Exercise goal: Reproduce all of the data exactly.

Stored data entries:
● ● ● ● ● ● ●

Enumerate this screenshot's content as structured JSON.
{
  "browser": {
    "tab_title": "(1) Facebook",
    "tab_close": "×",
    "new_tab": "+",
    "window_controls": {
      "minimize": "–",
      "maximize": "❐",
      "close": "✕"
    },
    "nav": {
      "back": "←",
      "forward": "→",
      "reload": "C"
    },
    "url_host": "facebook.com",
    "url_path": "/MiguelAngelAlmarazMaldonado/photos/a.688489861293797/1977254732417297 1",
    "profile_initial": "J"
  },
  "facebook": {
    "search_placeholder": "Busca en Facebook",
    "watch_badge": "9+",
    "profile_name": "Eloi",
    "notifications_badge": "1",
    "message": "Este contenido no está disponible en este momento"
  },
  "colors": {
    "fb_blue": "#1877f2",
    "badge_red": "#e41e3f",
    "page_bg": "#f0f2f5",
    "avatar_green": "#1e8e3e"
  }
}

● ● ● ● ● ● ●

Solution for this exercise:
Enumerate this screenshot's content as structured JSON.
{
  "browser": {
    "tab_title": "(1) Facebook",
    "tab_close": "×",
    "new_tab": "+",
    "window_controls": {
      "minimize": "–",
      "maximize": "❐",
      "close": "✕"
    },
    "nav": {
      "back": "←",
      "forward": "→",
      "reload": "C"
    },
    "url_host": "facebook.com",
    "url_path": "/MiguelAngelAlmarazMaldonado/photos/a.688489861293797/1977254732417297 1",
    "profile_initial": "J"
  },
  "facebook": {
    "search_placeholder": "Busca en Facebook",
    "watch_badge": "9+",
    "profile_name": "Eloi",
    "notifications_badge": "1",
    "message": "Este contenido no está disponible en este momento"
  },
  "colors": {
    "fb_blue": "#1877f2",
    "badge_red": "#e41e3f",
    "page_bg": "#f0f2f5",
    "avatar_green": "#1e8e3e"
  }
}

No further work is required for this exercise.